Dataset records:
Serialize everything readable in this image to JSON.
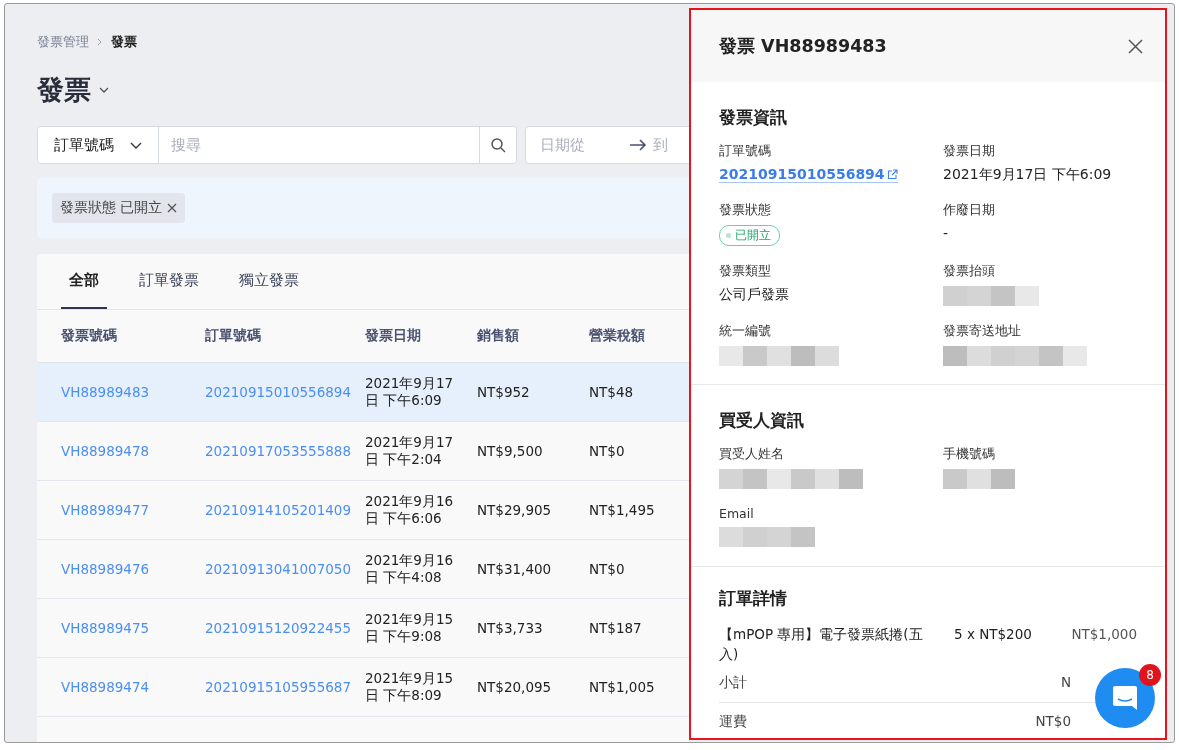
{
  "breadcrumb": [
    {
      "label": "發票管理",
      "current": false
    },
    {
      "label": "發票",
      "current": true
    }
  ],
  "page_title": "發票",
  "search": {
    "field_select": "訂單號碼",
    "placeholder": "搜尋"
  },
  "date_range": {
    "from_placeholder": "日期從",
    "to_placeholder": "到"
  },
  "filters": [
    {
      "label": "發票狀態 已開立"
    }
  ],
  "tabs": [
    {
      "label": "全部",
      "selected": true
    },
    {
      "label": "訂單發票",
      "selected": false
    },
    {
      "label": "獨立發票",
      "selected": false
    }
  ],
  "table": {
    "columns": [
      "發票號碼",
      "訂單號碼",
      "發票日期",
      "銷售額",
      "營業稅額"
    ],
    "rows": [
      {
        "invoice": "VH88989483",
        "order": "20210915010556894",
        "date": [
          "2021年9月17",
          "日 下午6:09"
        ],
        "sales": "NT$952",
        "tax": "NT$48",
        "selected": true
      },
      {
        "invoice": "VH88989478",
        "order": "20210917053555888",
        "date": [
          "2021年9月17",
          "日 下午2:04"
        ],
        "sales": "NT$9,500",
        "tax": "NT$0",
        "selected": false
      },
      {
        "invoice": "VH88989477",
        "order": "20210914105201409",
        "date": [
          "2021年9月16",
          "日 下午6:06"
        ],
        "sales": "NT$29,905",
        "tax": "NT$1,495",
        "selected": false
      },
      {
        "invoice": "VH88989476",
        "order": "20210913041007050",
        "date": [
          "2021年9月16",
          "日 下午4:08"
        ],
        "sales": "NT$31,400",
        "tax": "NT$0",
        "selected": false
      },
      {
        "invoice": "VH88989475",
        "order": "20210915120922455",
        "date": [
          "2021年9月15",
          "日 下午9:08"
        ],
        "sales": "NT$3,733",
        "tax": "NT$187",
        "selected": false
      },
      {
        "invoice": "VH88989474",
        "order": "20210915105955687",
        "date": [
          "2021年9月15",
          "日 下午8:09"
        ],
        "sales": "NT$20,095",
        "tax": "NT$1,005",
        "selected": false
      }
    ]
  },
  "drawer": {
    "title": "發票 VH88989483",
    "sections": [
      {
        "title": "發票資訊",
        "fields": [
          {
            "label": "訂單號碼",
            "kind": "link",
            "value": "20210915010556894"
          },
          {
            "label": "發票日期",
            "kind": "text",
            "value": "2021年9月17日 下午6:09"
          },
          {
            "label": "發票狀態",
            "kind": "status",
            "value": "已開立"
          },
          {
            "label": "作廢日期",
            "kind": "text",
            "value": "-"
          },
          {
            "label": "發票類型",
            "kind": "text",
            "value": "公司戶發票"
          },
          {
            "label": "發票抬頭",
            "kind": "redacted"
          },
          {
            "label": "統一編號",
            "kind": "redacted"
          },
          {
            "label": "發票寄送地址",
            "kind": "redacted"
          }
        ]
      },
      {
        "title": "買受人資訊",
        "fields": [
          {
            "label": "買受人姓名",
            "kind": "redacted"
          },
          {
            "label": "手機號碼",
            "kind": "redacted"
          },
          {
            "label": "Email",
            "kind": "redacted"
          }
        ]
      }
    ],
    "order_details": {
      "title": "訂單詳情",
      "items": [
        {
          "name": "【mPOP 專用】電子發票紙捲(五入)",
          "qty_price": "5 x NT$200",
          "total": "NT$1,000"
        }
      ],
      "summary": [
        {
          "label": "小計",
          "value": "N"
        },
        {
          "label": "運費",
          "value": "NT$0"
        }
      ]
    }
  },
  "chat": {
    "badge": "8"
  }
}
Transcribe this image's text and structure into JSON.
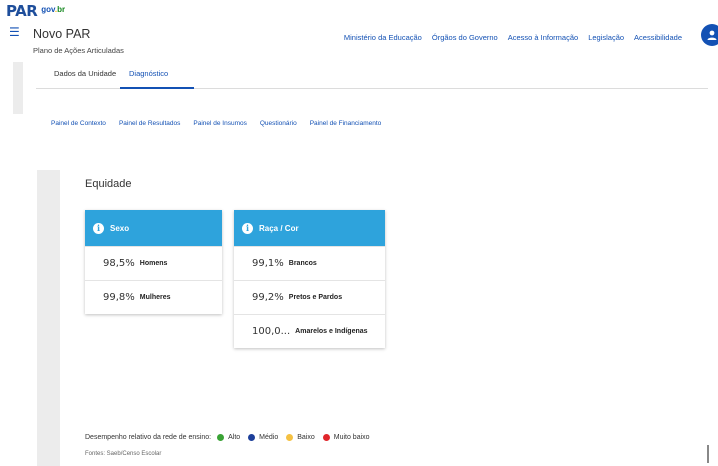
{
  "header": {
    "logo_text": "PAR",
    "govbr_parts": [
      "gov",
      ".",
      "br"
    ],
    "app_title": "Novo PAR",
    "app_subtitle": "Plano de Ações Articuladas",
    "nav_links": [
      "Ministério da Educação",
      "Órgãos do Governo",
      "Acesso à Informação",
      "Legislação",
      "Acessibilidade"
    ],
    "menu_icon": "hamburger-icon",
    "avatar_icon": "user-icon"
  },
  "tabs": [
    {
      "label": "Dados da Unidade",
      "active": false
    },
    {
      "label": "Diagnóstico",
      "active": true
    }
  ],
  "subtabs": [
    "Painel de Contexto",
    "Painel de Resultados",
    "Painel de Insumos",
    "Questionário",
    "Painel de Financiamento"
  ],
  "section": {
    "title": "Equidade"
  },
  "cards": {
    "sexo": {
      "title": "Sexo",
      "rows": [
        {
          "value": "98,5%",
          "label": "Homens"
        },
        {
          "value": "99,8%",
          "label": "Mulheres"
        }
      ]
    },
    "raca": {
      "title": "Raça / Cor",
      "rows": [
        {
          "value": "99,1%",
          "label": "Brancos"
        },
        {
          "value": "99,2%",
          "label": "Pretos e Pardos"
        },
        {
          "value": "100,0...",
          "label": "Amarelos e Indígenas"
        }
      ]
    }
  },
  "legend": {
    "title": "Desempenho relativo da rede de ensino:",
    "items": [
      {
        "label": "Alto",
        "color": "#3aa335"
      },
      {
        "label": "Médio",
        "color": "#1d3f9a"
      },
      {
        "label": "Baixo",
        "color": "#f5c142"
      },
      {
        "label": "Muito baixo",
        "color": "#e0262b"
      }
    ],
    "source": "Fontes: Saeb/Censo Escolar"
  },
  "colors": {
    "primary": "#1351b4",
    "card_header": "#2ea3dc"
  }
}
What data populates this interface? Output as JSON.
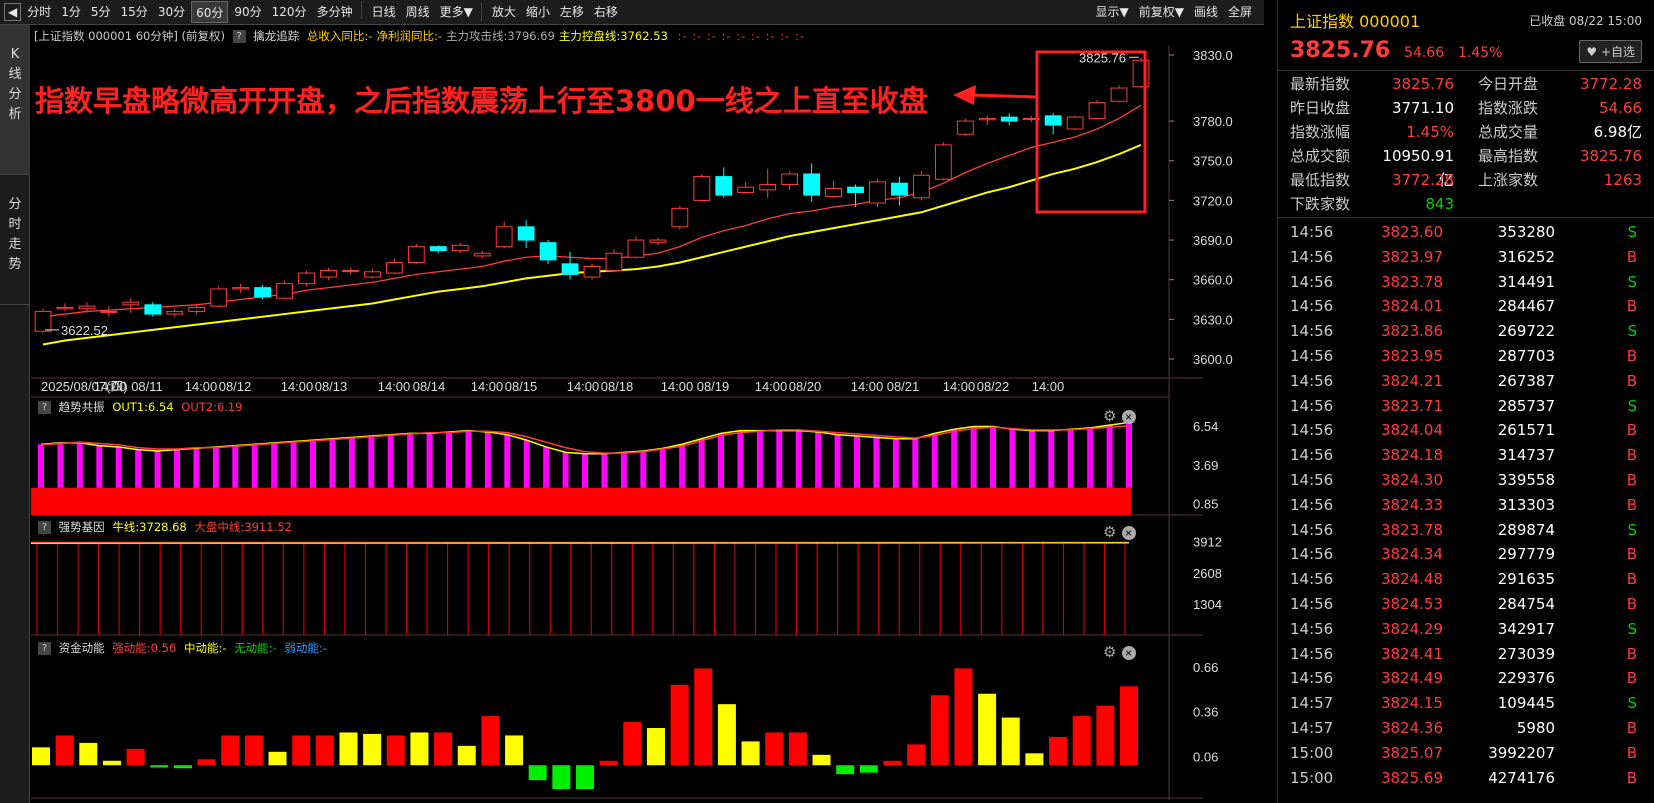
{
  "toolbar": {
    "periods": [
      "分时",
      "1分",
      "5分",
      "15分",
      "30分",
      "60分",
      "90分",
      "120分",
      "多分钟",
      "日线",
      "周线",
      "更多▼"
    ],
    "actions": [
      "放大",
      "缩小",
      "左移",
      "右移"
    ],
    "right": [
      "显示▼",
      "前复权▼",
      "画线",
      "全屏"
    ],
    "active": "60分"
  },
  "sidebar": {
    "tabs": [
      "K线分析",
      "分时走势"
    ]
  },
  "info_line": {
    "title": "[上证指数 000001 60分钟]  (前复权)",
    "tool": "擒龙追踪",
    "items": [
      {
        "text": "总收入同比:-",
        "color": "#ffcc00"
      },
      {
        "text": "净利润同比:-",
        "color": "#ffcc00"
      },
      {
        "text": "主力攻击线:3796.69",
        "color": "#aaaaaa"
      },
      {
        "text": "主力控盘线:3762.53",
        "color": "#ffff00"
      }
    ],
    "dashes": ":-  :-  :-  :-  :-  :-  :-  :-  :-"
  },
  "annotation": "指数早盘略微高开开盘，之后指数震荡上行至3800一线之上直至收盘",
  "panels": {
    "p2": {
      "name": "趋势共振",
      "l1": "OUT1:6.54",
      "l2": "OUT2:6.19"
    },
    "p3": {
      "name": "强势基因",
      "l1": "牛线:3728.68",
      "l2": "大盘中线:3911.52"
    },
    "p4": {
      "name": "资金动能",
      "l1": "强动能:0.56",
      "l2": "中动能:-",
      "l3": "无动能:-",
      "l4": "弱动能:-"
    }
  },
  "chart_data": [
    {
      "type": "candlestick",
      "title": "上证指数 000001 60分钟",
      "y_ticks": [
        "3830.0",
        "3780.0",
        "3750.0",
        "3720.0",
        "3690.0",
        "3660.0",
        "3630.0",
        "3600.0"
      ],
      "ylim": [
        3600,
        3830
      ],
      "x_labels": [
        "2025/08/07(四)",
        "14:00",
        "08/11",
        "14:00",
        "08/12",
        "14:00",
        "08/13",
        "14:00",
        "08/14",
        "14:00",
        "08/15",
        "14:00",
        "08/18",
        "14:00",
        "08/19",
        "14:00",
        "08/20",
        "14:00",
        "08/21",
        "14:00",
        "08/22",
        "14:00"
      ],
      "high_label": "3825.76",
      "low_label": "3622.52",
      "candles": [
        [
          3621,
          3636,
          3620,
          3638
        ],
        [
          3638,
          3639,
          3636,
          3642
        ],
        [
          3638,
          3640,
          3635,
          3643
        ],
        [
          3636,
          3636,
          3632,
          3640
        ],
        [
          3641,
          3643,
          3635,
          3646
        ],
        [
          3641,
          3634,
          3632,
          3643
        ],
        [
          3634,
          3636,
          3632,
          3638
        ],
        [
          3636,
          3639,
          3634,
          3642
        ],
        [
          3640,
          3653,
          3639,
          3655
        ],
        [
          3653,
          3654,
          3650,
          3657
        ],
        [
          3654,
          3647,
          3645,
          3656
        ],
        [
          3646,
          3657,
          3645,
          3659
        ],
        [
          3657,
          3665,
          3655,
          3667
        ],
        [
          3662,
          3667,
          3660,
          3669
        ],
        [
          3667,
          3667,
          3664,
          3669
        ],
        [
          3662,
          3666,
          3661,
          3668
        ],
        [
          3665,
          3673,
          3664,
          3676
        ],
        [
          3673,
          3685,
          3672,
          3687
        ],
        [
          3685,
          3682,
          3680,
          3686
        ],
        [
          3682,
          3686,
          3680,
          3688
        ],
        [
          3678,
          3680,
          3676,
          3682
        ],
        [
          3685,
          3700,
          3684,
          3704
        ],
        [
          3700,
          3690,
          3684,
          3705
        ],
        [
          3688,
          3675,
          3672,
          3690
        ],
        [
          3672,
          3664,
          3660,
          3681
        ],
        [
          3662,
          3670,
          3660,
          3672
        ],
        [
          3667,
          3680,
          3666,
          3683
        ],
        [
          3677,
          3690,
          3676,
          3693
        ],
        [
          3688,
          3690,
          3686,
          3692
        ],
        [
          3700,
          3714,
          3698,
          3716
        ],
        [
          3720,
          3738,
          3719,
          3740
        ],
        [
          3738,
          3724,
          3722,
          3745
        ],
        [
          3726,
          3730,
          3725,
          3734
        ],
        [
          3728,
          3732,
          3722,
          3744
        ],
        [
          3732,
          3740,
          3728,
          3742
        ],
        [
          3740,
          3724,
          3719,
          3748
        ],
        [
          3723,
          3729,
          3722,
          3735
        ],
        [
          3730,
          3726,
          3715,
          3732
        ],
        [
          3718,
          3734,
          3715,
          3736
        ],
        [
          3733,
          3724,
          3716,
          3738
        ],
        [
          3722,
          3739,
          3720,
          3742
        ],
        [
          3736,
          3762,
          3735,
          3764
        ],
        [
          3770,
          3780,
          3769,
          3782
        ],
        [
          3781,
          3782,
          3777,
          3784
        ],
        [
          3783,
          3780,
          3777,
          3786
        ],
        [
          3782,
          3782,
          3779,
          3784
        ],
        [
          3784,
          3777,
          3770,
          3786
        ],
        [
          3774,
          3783,
          3773,
          3784
        ],
        [
          3782,
          3794,
          3781,
          3796
        ],
        [
          3795,
          3805,
          3794,
          3807
        ],
        [
          3806,
          3826,
          3805,
          3828
        ]
      ],
      "ma_red": [
        3632,
        3634,
        3636,
        3637,
        3638,
        3639,
        3640,
        3641,
        3643,
        3645,
        3647,
        3649,
        3652,
        3654,
        3656,
        3658,
        3661,
        3664,
        3666,
        3668,
        3670,
        3674,
        3677,
        3678,
        3677,
        3676,
        3676,
        3678,
        3680,
        3685,
        3692,
        3697,
        3701,
        3706,
        3710,
        3712,
        3715,
        3717,
        3720,
        3722,
        3726,
        3733,
        3741,
        3748,
        3754,
        3760,
        3764,
        3768,
        3774,
        3782,
        3792
      ],
      "ma_yellow": [
        3611,
        3614,
        3616,
        3618,
        3620,
        3622,
        3624,
        3626,
        3628,
        3630,
        3632,
        3634,
        3636,
        3638,
        3640,
        3642,
        3645,
        3648,
        3651,
        3653,
        3655,
        3658,
        3661,
        3663,
        3665,
        3666,
        3667,
        3668,
        3670,
        3673,
        3677,
        3681,
        3685,
        3689,
        3693,
        3696,
        3699,
        3702,
        3705,
        3708,
        3711,
        3716,
        3721,
        3726,
        3730,
        3735,
        3740,
        3744,
        3749,
        3755,
        3762
      ]
    },
    {
      "type": "bar",
      "title": "趋势共振",
      "y_ticks": [
        "6.54",
        "3.69",
        "0.85"
      ],
      "ylim": [
        0,
        7.2
      ],
      "values": [
        5.2,
        5.3,
        5.3,
        5.1,
        5.0,
        4.8,
        4.7,
        4.8,
        4.9,
        5.0,
        5.1,
        5.2,
        5.3,
        5.4,
        5.5,
        5.6,
        5.7,
        5.8,
        5.9,
        6.0,
        6.0,
        6.1,
        6.2,
        6.1,
        5.9,
        5.5,
        5.0,
        4.6,
        4.5,
        4.5,
        4.6,
        4.7,
        4.9,
        5.2,
        5.6,
        6.0,
        6.2,
        6.2,
        6.2,
        6.2,
        6.1,
        5.9,
        5.8,
        5.7,
        5.6,
        5.6,
        6.0,
        6.3,
        6.5,
        6.5,
        6.3,
        6.2,
        6.2,
        6.3,
        6.4,
        6.6,
        6.8
      ],
      "line1": [
        5.2,
        5.3,
        5.3,
        5.1,
        5.0,
        4.8,
        4.7,
        4.8,
        4.9,
        5.0,
        5.1,
        5.2,
        5.3,
        5.4,
        5.5,
        5.6,
        5.7,
        5.8,
        5.9,
        6.0,
        6.0,
        6.1,
        6.2,
        6.1,
        5.9,
        5.5,
        5.0,
        4.6,
        4.5,
        4.5,
        4.6,
        4.7,
        4.9,
        5.2,
        5.6,
        6.0,
        6.2,
        6.2,
        6.2,
        6.2,
        6.1,
        5.9,
        5.8,
        5.7,
        5.6,
        5.6,
        6.0,
        6.3,
        6.5,
        6.5,
        6.3,
        6.2,
        6.2,
        6.3,
        6.4,
        6.6,
        6.8
      ],
      "line2": [
        5.1,
        5.2,
        5.3,
        5.2,
        5.1,
        4.9,
        4.8,
        4.8,
        4.9,
        4.9,
        5.0,
        5.1,
        5.2,
        5.3,
        5.4,
        5.5,
        5.6,
        5.7,
        5.8,
        5.9,
        6.0,
        6.0,
        6.1,
        6.1,
        6.0,
        5.7,
        5.3,
        4.9,
        4.6,
        4.5,
        4.5,
        4.6,
        4.8,
        5.0,
        5.4,
        5.8,
        6.0,
        6.1,
        6.2,
        6.2,
        6.1,
        6.0,
        5.9,
        5.8,
        5.7,
        5.6,
        5.8,
        6.1,
        6.3,
        6.4,
        6.3,
        6.2,
        6.2,
        6.2,
        6.3,
        6.4,
        6.5
      ]
    },
    {
      "type": "bar",
      "title": "强势基因",
      "y_ticks": [
        "3912",
        "2608",
        "1304"
      ],
      "ylim": [
        0,
        4400
      ],
      "bars": 54
    },
    {
      "type": "bar",
      "title": "资金动能",
      "y_ticks": [
        "0.66",
        "0.36",
        "0.06"
      ],
      "ylim": [
        -0.22,
        0.72
      ],
      "values": [
        0.12,
        0.2,
        0.15,
        0.03,
        0.11,
        -0.01,
        -0.02,
        0.04,
        0.2,
        0.2,
        0.09,
        0.2,
        0.2,
        0.22,
        0.21,
        0.2,
        0.22,
        0.22,
        0.13,
        0.33,
        0.2,
        -0.1,
        -0.16,
        -0.16,
        0.03,
        0.29,
        0.25,
        0.54,
        0.65,
        0.41,
        0.16,
        0.22,
        0.22,
        0.07,
        -0.06,
        -0.05,
        0.03,
        0.14,
        0.47,
        0.65,
        0.48,
        0.32,
        0.08,
        0.19,
        0.33,
        0.4,
        0.53
      ],
      "colors": [
        "y",
        "r",
        "y",
        "y",
        "r",
        "g",
        "g",
        "r",
        "r",
        "r",
        "y",
        "r",
        "r",
        "y",
        "y",
        "r",
        "y",
        "r",
        "y",
        "r",
        "y",
        "g",
        "g",
        "g",
        "r",
        "r",
        "y",
        "r",
        "r",
        "y",
        "y",
        "r",
        "r",
        "y",
        "g",
        "g",
        "r",
        "r",
        "r",
        "r",
        "y",
        "y",
        "y",
        "r",
        "r",
        "r",
        "r"
      ]
    }
  ],
  "right": {
    "name": "上证指数  000001",
    "status": "已收盘 08/22 15:00",
    "price": "3825.76",
    "change": "54.66",
    "pct": "1.45%",
    "add": "+自选",
    "quote": [
      {
        "k": "最新指数",
        "v": "3825.76",
        "c": "red",
        "k2": "今日开盘",
        "v2": "3772.28",
        "c2": "red"
      },
      {
        "k": "昨日收盘",
        "v": "3771.10",
        "c": "white",
        "k2": "指数涨跌",
        "v2": "54.66",
        "c2": "red"
      },
      {
        "k": "指数涨幅",
        "v": "1.45%",
        "c": "red",
        "k2": "总成交量",
        "v2": "6.98亿",
        "c2": "white"
      },
      {
        "k": "总成交额",
        "v": "10950.91亿",
        "c": "white",
        "k2": "最高指数",
        "v2": "3825.76",
        "c2": "red"
      },
      {
        "k": "最低指数",
        "v": "3772.28",
        "c": "red",
        "k2": "上涨家数",
        "v2": "1263",
        "c2": "red"
      },
      {
        "k": "下跌家数",
        "v": "843",
        "c": "green",
        "k2": "",
        "v2": "",
        "c2": "white"
      }
    ],
    "ticks": [
      [
        "14:56",
        "3823.60",
        "353280",
        "S"
      ],
      [
        "14:56",
        "3823.97",
        "316252",
        "B"
      ],
      [
        "14:56",
        "3823.78",
        "314491",
        "S"
      ],
      [
        "14:56",
        "3824.01",
        "284467",
        "B"
      ],
      [
        "14:56",
        "3823.86",
        "269722",
        "S"
      ],
      [
        "14:56",
        "3823.95",
        "287703",
        "B"
      ],
      [
        "14:56",
        "3824.21",
        "267387",
        "B"
      ],
      [
        "14:56",
        "3823.71",
        "285737",
        "S"
      ],
      [
        "14:56",
        "3824.04",
        "261571",
        "B"
      ],
      [
        "14:56",
        "3824.18",
        "314737",
        "B"
      ],
      [
        "14:56",
        "3824.30",
        "339558",
        "B"
      ],
      [
        "14:56",
        "3824.33",
        "313303",
        "B"
      ],
      [
        "14:56",
        "3823.78",
        "289874",
        "S"
      ],
      [
        "14:56",
        "3824.34",
        "297779",
        "B"
      ],
      [
        "14:56",
        "3824.48",
        "291635",
        "B"
      ],
      [
        "14:56",
        "3824.53",
        "284754",
        "B"
      ],
      [
        "14:56",
        "3824.29",
        "342917",
        "S"
      ],
      [
        "14:56",
        "3824.41",
        "273039",
        "B"
      ],
      [
        "14:56",
        "3824.49",
        "229376",
        "B"
      ],
      [
        "14:57",
        "3824.15",
        "109445",
        "S"
      ],
      [
        "14:57",
        "3824.36",
        "5980",
        "B"
      ],
      [
        "15:00",
        "3825.07",
        "3992207",
        "B"
      ],
      [
        "15:00",
        "3825.69",
        "4274176",
        "B"
      ]
    ]
  }
}
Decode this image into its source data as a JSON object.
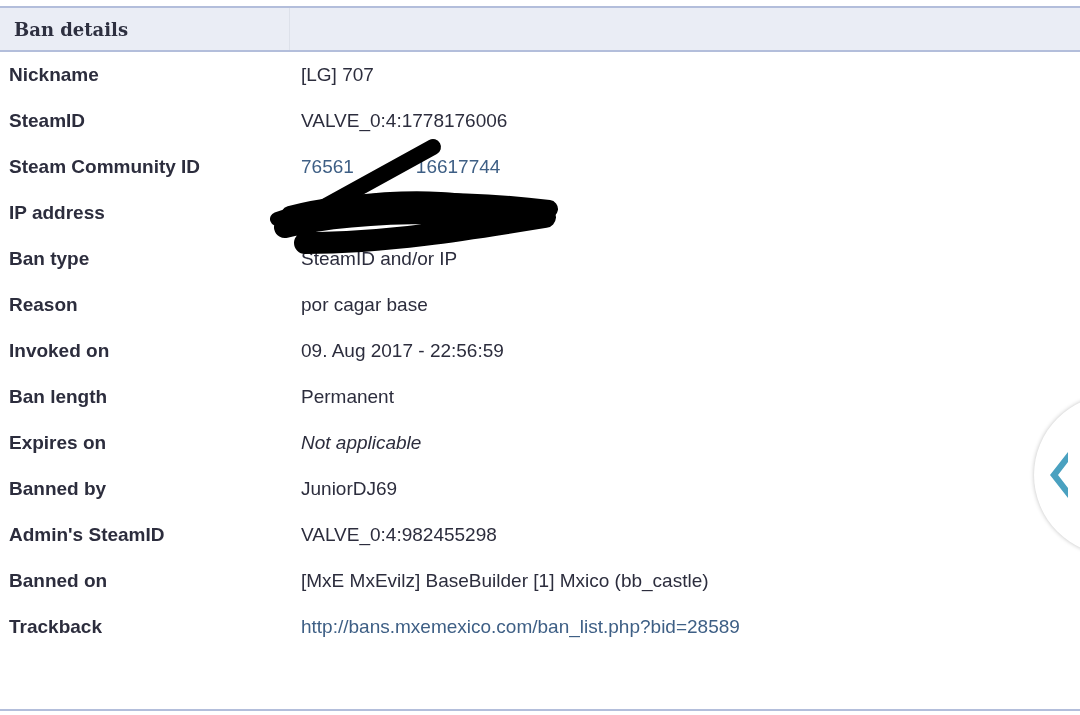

## What needs to be done
Copy every line of the data that holds the string "name".

## Reply
          "name": "【mPOP 專用】電子發票紙捲(五入)",
      "name": "趋势共振",
      "name": "强势基因",
      "name": "资金动能",
    "name": "上证指数  000001",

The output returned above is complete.